THE EXERCISE:
The records that follow are to be repeated without alteration.

GIVEN DATA:
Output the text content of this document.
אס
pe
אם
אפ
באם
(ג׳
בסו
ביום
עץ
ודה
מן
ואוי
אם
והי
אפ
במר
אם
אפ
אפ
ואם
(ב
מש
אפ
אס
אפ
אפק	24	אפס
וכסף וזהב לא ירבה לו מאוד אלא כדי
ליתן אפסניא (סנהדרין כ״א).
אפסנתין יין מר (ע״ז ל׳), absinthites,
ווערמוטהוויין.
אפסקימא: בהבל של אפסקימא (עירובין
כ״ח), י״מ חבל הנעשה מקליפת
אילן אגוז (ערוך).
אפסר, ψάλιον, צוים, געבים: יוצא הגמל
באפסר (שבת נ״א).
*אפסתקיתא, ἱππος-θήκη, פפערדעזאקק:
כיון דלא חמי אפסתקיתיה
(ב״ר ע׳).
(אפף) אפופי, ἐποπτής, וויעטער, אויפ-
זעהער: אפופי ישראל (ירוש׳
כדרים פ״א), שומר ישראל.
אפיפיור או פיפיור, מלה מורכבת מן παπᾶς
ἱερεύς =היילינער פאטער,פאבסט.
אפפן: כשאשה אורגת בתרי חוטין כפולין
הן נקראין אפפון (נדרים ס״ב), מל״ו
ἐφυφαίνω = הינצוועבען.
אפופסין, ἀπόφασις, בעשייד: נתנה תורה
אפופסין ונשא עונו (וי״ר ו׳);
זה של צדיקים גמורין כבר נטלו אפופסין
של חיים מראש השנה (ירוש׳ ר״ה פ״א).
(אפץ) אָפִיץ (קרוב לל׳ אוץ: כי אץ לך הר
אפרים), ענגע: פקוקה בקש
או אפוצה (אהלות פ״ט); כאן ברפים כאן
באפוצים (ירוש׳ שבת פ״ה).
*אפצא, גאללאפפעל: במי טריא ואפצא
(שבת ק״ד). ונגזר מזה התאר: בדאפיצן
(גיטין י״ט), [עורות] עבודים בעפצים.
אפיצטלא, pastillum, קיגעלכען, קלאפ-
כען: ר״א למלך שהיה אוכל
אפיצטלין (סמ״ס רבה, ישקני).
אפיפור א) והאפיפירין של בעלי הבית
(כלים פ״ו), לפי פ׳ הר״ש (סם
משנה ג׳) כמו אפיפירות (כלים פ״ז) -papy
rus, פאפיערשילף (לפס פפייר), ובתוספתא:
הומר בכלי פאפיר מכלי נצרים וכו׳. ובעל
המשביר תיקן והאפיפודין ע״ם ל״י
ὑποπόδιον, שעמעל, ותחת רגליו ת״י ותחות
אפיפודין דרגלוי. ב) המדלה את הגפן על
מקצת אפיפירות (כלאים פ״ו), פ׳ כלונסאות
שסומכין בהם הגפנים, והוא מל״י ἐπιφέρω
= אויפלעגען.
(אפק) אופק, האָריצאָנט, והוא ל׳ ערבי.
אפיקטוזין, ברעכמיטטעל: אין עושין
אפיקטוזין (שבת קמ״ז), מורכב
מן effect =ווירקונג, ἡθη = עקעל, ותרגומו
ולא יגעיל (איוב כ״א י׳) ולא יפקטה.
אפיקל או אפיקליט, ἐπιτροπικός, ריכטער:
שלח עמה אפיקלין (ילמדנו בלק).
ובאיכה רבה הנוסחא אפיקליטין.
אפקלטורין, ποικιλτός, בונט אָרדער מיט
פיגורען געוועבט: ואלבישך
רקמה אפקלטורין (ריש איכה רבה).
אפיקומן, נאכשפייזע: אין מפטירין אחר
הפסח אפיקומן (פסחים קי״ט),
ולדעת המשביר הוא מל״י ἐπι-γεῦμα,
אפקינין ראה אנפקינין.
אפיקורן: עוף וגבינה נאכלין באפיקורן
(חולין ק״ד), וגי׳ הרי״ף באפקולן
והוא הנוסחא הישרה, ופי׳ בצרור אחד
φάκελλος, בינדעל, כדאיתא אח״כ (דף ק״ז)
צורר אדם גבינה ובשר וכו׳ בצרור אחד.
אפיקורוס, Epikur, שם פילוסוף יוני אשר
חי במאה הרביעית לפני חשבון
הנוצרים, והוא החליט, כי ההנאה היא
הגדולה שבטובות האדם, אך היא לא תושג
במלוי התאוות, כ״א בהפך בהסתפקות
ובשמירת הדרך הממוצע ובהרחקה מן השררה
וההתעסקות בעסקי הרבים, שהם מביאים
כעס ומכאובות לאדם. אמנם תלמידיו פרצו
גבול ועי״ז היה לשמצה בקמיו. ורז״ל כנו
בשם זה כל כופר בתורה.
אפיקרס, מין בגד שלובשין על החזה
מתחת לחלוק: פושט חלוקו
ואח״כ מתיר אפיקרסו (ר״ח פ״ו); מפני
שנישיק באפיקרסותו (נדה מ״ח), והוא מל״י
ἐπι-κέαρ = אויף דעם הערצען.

REPLY:
Output the text content of this document.
אס
pe
אם
אפ
באם
(ג׳
בסו
ביום
עץ
ודה
מן
ואוי
אם
והי
אפ
במר
אם
אפ
אפ
ואם
(ב
מש
אפ
אס
אפ
אפק	24	אפס
וכסף וזהב לא ירבה לו מאוד אלא כדי
ליתן אפסניא (סנהדרין כ״א).
אפסנתין יין מר (ע״ז ל׳), absinthites,
ווערמוטהוויין.
אפסקימא: בהבל של אפסקימא (עירובין
כ״ח), י״מ חבל הנעשה מקליפת
אילן אגוז (ערוך).
אפסר, ψάλιον, צוים, געבים: יוצא הגמל
באפסר (שבת נ״א).
*אפסתקיתא, ἱππος-θήκη, פפערדעזאקק:
כיון דלא חמי אפסתקיתיה
(ב״ר ע׳).
(אפף) אפופי, ἐποπτής, וויעטער, אויפ-
זעהער: אפופי ישראל (ירוש׳
כדרים פ״א), שומר ישראל.
אפיפיור או פיפיור, מלה מורכבת מן παπᾶς
ἱερεύς =היילינער פאטער,פאבסט.
אפפן: כשאשה אורגת בתרי חוטין כפולין
הן נקראין אפפון (נדרים ס״ב), מל״ו
ἐφυφαίνω = הינצוועבען.
אפופסין, ἀπόφασις, בעשייד: נתנה תורה
אפופסין ונשא עונו (וי״ר ו׳);
זה של צדיקים גמורין כבר נטלו אפופסין
של חיים מראש השנה (ירוש׳ ר״ה פ״א).
(אפץ) אָפִיץ (קרוב לל׳ אוץ: כי אץ לך הר
אפרים), ענגע: פקוקה בקש
או אפוצה (אהלות פ״ט); כאן ברפים כאן
באפוצים (ירוש׳ שבת פ״ה).
*אפצא, גאללאפפעל: במי טריא ואפצא
(שבת ק״ד). ונגזר מזה התאר: בדאפיצן
(גיטין י״ט), [עורות] עבודים בעפצים.
אפיצטלא, pastillum, קיגעלכען, קלאפ-
כען: ר״א למלך שהיה אוכל
אפיצטלין (סמ״ס רבה, ישקני).
אפיפור א) והאפיפירין של בעלי הבית
(כלים פ״ו), לפי פ׳ הר״ש (סם
משנה ג׳) כמו אפיפירות (כלים פ״ז) -papy
rus, פאפיערשילף (לפס פפייר), ובתוספתא:
הומר בכלי פאפיר מכלי נצרים וכו׳. ובעל
המשביר תיקן והאפיפודין ע״ם ל״י
ὑποπόδιον, שעמעל, ותחת רגליו ת״י ותחות
אפיפודין דרגלוי. ב) המדלה את הגפן על
מקצת אפיפירות (כלאים פ״ו), פ׳ כלונסאות
שסומכין בהם הגפנים, והוא מל״י ἐπιφέρω
= אויפלעגען.
(אפק) אופק, האָריצאָנט, והוא ל׳ ערבי.
אפיקטוזין, ברעכמיטטעל: אין עושין
אפיקטוזין (שבת קמ״ז), מורכב
מן effect =ווירקונג, ἡθη = עקעל, ותרגומו
ולא יגעיל (איוב כ״א י׳) ולא יפקטה.
אפיקל או אפיקליט, ἐπιτροπικός, ריכטער:
שלח עמה אפיקלין (ילמדנו בלק).
ובאיכה רבה הנוסחא אפיקליטין.
אפקלטורין, ποικιλτός, בונט אָרדער מיט
פיגורען געוועבט: ואלבישך
רקמה אפקלטורין (ריש איכה רבה).
אפיקומן, נאכשפייזע: אין מפטירין אחר
הפסח אפיקומן (פסחים קי״ט),
ולדעת המשביר הוא מל״י ἐπι-γεῦμα,
אפקינין ראה אנפקינין.
אפיקורן: עוף וגבינה נאכלין באפיקורן
(חולין ק״ד), וגי׳ הרי״ף באפקולן
והוא הנוסחא הישרה, ופי׳ בצרור אחד
φάκελλος, בינדעל, כדאיתא אח״כ (דף ק״ז)
צורר אדם גבינה ובשר וכו׳ בצרור אחד.
אפיקורוס, Epikur, שם פילוסוף יוני אשר
חי במאה הרביעית לפני חשבון
הנוצרים, והוא החליט, כי ההנאה היא
הגדולה שבטובות האדם, אך היא לא תושג
במלוי התאוות, כ״א בהפך בהסתפקות
ובשמירת הדרך הממוצע ובהרחקה מן השררה
וההתעסקות בעסקי הרבים, שהם מביאים
כעס ומכאובות לאדם. אמנם תלמידיו פרצו
גבול ועי״ז היה לשמצה בקמיו. ורז״ל כנו
בשם זה כל כופר בתורה.
אפיקרס, מין בגד שלובשין על החזה
מתחת לחלוק: פושט חלוקו
ואח״כ מתיר אפיקרסו (ר״ח פ״ו); מפני
שנישיק באפיקרסותו (נדה מ״ח), והוא מל״י
ἐπι-κέαρ = אויף דעם הערצען.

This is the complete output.